→ **The exercise**: Skip the pictures. Transcribe the rest of the data below without changing a word.

→ **Stored entries**:
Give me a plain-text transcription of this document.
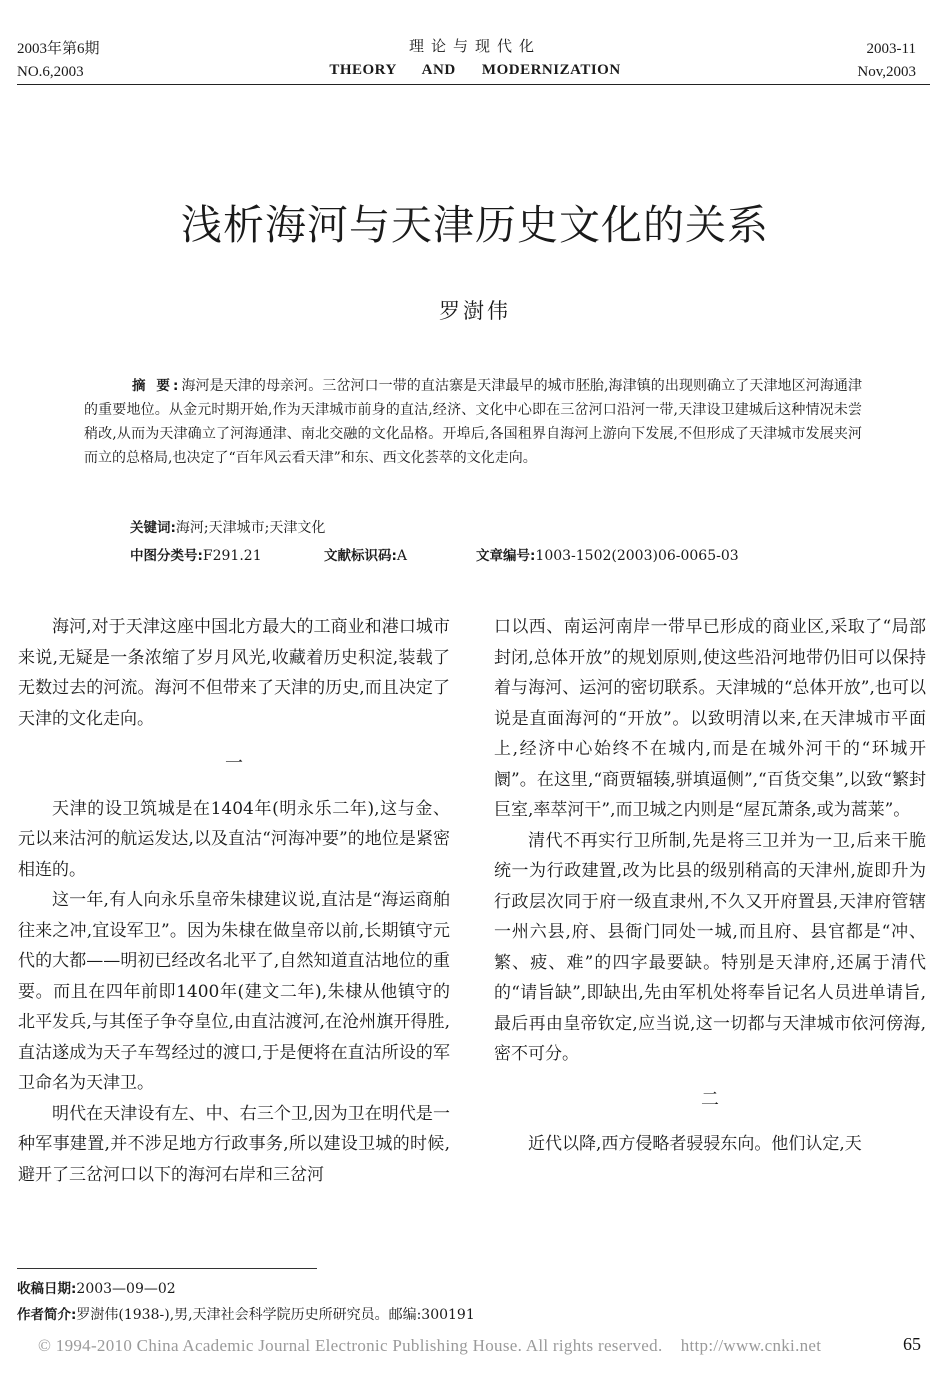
2003年第6期
NO.6,2003
理论与现代化
THEORY AND MODERNIZATION
2003-11
Nov,2003
浅析海河与天津历史文化的关系
罗澍伟
摘 要:海河是天津的母亲河。三岔河口一带的直沽寨是天津最早的城市胚胎,海津镇的出现则确立了天津地区河海通津的重要地位。从金元时期开始,作为天津城市前身的直沽,经济、文化中心即在三岔河口沿河一带,天津设卫建城后这种情况未尝稍改,从而为天津确立了河海通津、南北交融的文化品格。开埠后,各国租界自海河上游向下发展,不但形成了天津城市发展夹河而立的总格局,也决定了“百年风云看天津”和东、西文化荟萃的文化走向。
关键词:海河;天津城市;天津文化
中图分类号:F291.21	文献标识码:A	文章编号:1003-1502(2003)06-0065-03

海河,对于天津这座中国北方最大的工商业和港口城市来说,无疑是一条浓缩了岁月风光,收藏着历史积淀,装载了无数过去的河流。海河不但带来了天津的历史,而且决定了天津的文化走向。

一

天津的设卫筑城是在1404年(明永乐二年),这与金、元以来沽河的航运发达,以及直沽“河海冲要”的地位是紧密相连的。

这一年,有人向永乐皇帝朱棣建议说,直沽是“海运商舶往来之冲,宜设军卫”。因为朱棣在做皇帝以前,长期镇守元代的大都——明初已经改名北平了,自然知道直沽地位的重要。而且在四年前即1400年(建文二年),朱棣从他镇守的北平发兵,与其侄子争夺皇位,由直沽渡河,在沧州旗开得胜,直沽遂成为天子车驾经过的渡口,于是便将在直沽所设的军卫命名为天津卫。

明代在天津设有左、中、右三个卫,因为卫在明代是一种军事建置,并不涉足地方行政事务,所以建设卫城的时候,避开了三岔河口以下的海河右岸和三岔河

口以西、南运河南岸一带早已形成的商业区,采取了“局部封闭,总体开放”的规划原则,使这些沿河地带仍旧可以保持着与海河、运河的密切联系。天津城的“总体开放”,也可以说是直面海河的“开放”。以致明清以来,在天津城市平面上,经济中心始终不在城内,而是在城外河干的“环城开阛”。在这里,“商贾辐辏,骈填逼侧”,“百货交集”,以致“繁封巨室,率萃河干”,而卫城之内则是“屋瓦萧条,或为蒿莱”。

清代不再实行卫所制,先是将三卫并为一卫,后来干脆统一为行政建置,改为比县的级别稍高的天津州,旋即升为行政层次同于府一级直隶州,不久又开府置县,天津府管辖一州六县,府、县衙门同处一城,而且府、县官都是“冲、繁、疲、难”的四字最要缺。特别是天津府,还属于清代的“请旨缺”,即缺出,先由军机处将奉旨记名人员进单请旨,最后再由皇帝钦定,应当说,这一切都与天津城市依河傍海,密不可分。

二

近代以降,西方侵略者骎骎东向。他们认定,天

收稿日期:2003—09—02
作者简介:罗澍伟(1938-),男,天津社会科学院历史所研究员。邮编:300191
© 1994-2010 China Academic Journal Electronic Publishing House. All rights reserved.    http://www.cnki.net	65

→ **Exercise response**:
Give me a plain-text transcription of this document.
2003年第6期
NO.6,2003
理论与现代化
THEORY AND MODERNIZATION
2003-11
Nov,2003
浅析海河与天津历史文化的关系
罗澍伟
摘 要:海河是天津的母亲河。三岔河口一带的直沽寨是天津最早的城市胚胎,海津镇的出现则确立了天津地区河海通津的重要地位。从金元时期开始,作为天津城市前身的直沽,经济、文化中心即在三岔河口沿河一带,天津设卫建城后这种情况未尝稍改,从而为天津确立了河海通津、南北交融的文化品格。开埠后,各国租界自海河上游向下发展,不但形成了天津城市发展夹河而立的总格局,也决定了“百年风云看天津”和东、西文化荟萃的文化走向。
关键词:海河;天津城市;天津文化
中图分类号:F291.21	文献标识码:A	文章编号:1003-1502(2003)06-0065-03

海河,对于天津这座中国北方最大的工商业和港口城市来说,无疑是一条浓缩了岁月风光,收藏着历史积淀,装载了无数过去的河流。海河不但带来了天津的历史,而且决定了天津的文化走向。

一

天津的设卫筑城是在1404年(明永乐二年),这与金、元以来沽河的航运发达,以及直沽“河海冲要”的地位是紧密相连的。

这一年,有人向永乐皇帝朱棣建议说,直沽是“海运商舶往来之冲,宜设军卫”。因为朱棣在做皇帝以前,长期镇守元代的大都——明初已经改名北平了,自然知道直沽地位的重要。而且在四年前即1400年(建文二年),朱棣从他镇守的北平发兵,与其侄子争夺皇位,由直沽渡河,在沧州旗开得胜,直沽遂成为天子车驾经过的渡口,于是便将在直沽所设的军卫命名为天津卫。

明代在天津设有左、中、右三个卫,因为卫在明代是一种军事建置,并不涉足地方行政事务,所以建设卫城的时候,避开了三岔河口以下的海河右岸和三岔河

口以西、南运河南岸一带早已形成的商业区,采取了“局部封闭,总体开放”的规划原则,使这些沿河地带仍旧可以保持着与海河、运河的密切联系。天津城的“总体开放”,也可以说是直面海河的“开放”。以致明清以来,在天津城市平面上,经济中心始终不在城内,而是在城外河干的“环城开阛”。在这里,“商贾辐辏,骈填逼侧”,“百货交集”,以致“繁封巨室,率萃河干”,而卫城之内则是“屋瓦萧条,或为蒿莱”。

清代不再实行卫所制,先是将三卫并为一卫,后来干脆统一为行政建置,改为比县的级别稍高的天津州,旋即升为行政层次同于府一级直隶州,不久又开府置县,天津府管辖一州六县,府、县衙门同处一城,而且府、县官都是“冲、繁、疲、难”的四字最要缺。特别是天津府,还属于清代的“请旨缺”,即缺出,先由军机处将奉旨记名人员进单请旨,最后再由皇帝钦定,应当说,这一切都与天津城市依河傍海,密不可分。

二

近代以降,西方侵略者骎骎东向。他们认定,天

收稿日期:2003—09—02
作者简介:罗澍伟(1938-),男,天津社会科学院历史所研究员。邮编:300191
© 1994-2010 China Academic Journal Electronic Publishing House. All rights reserved.    http://www.cnki.net	65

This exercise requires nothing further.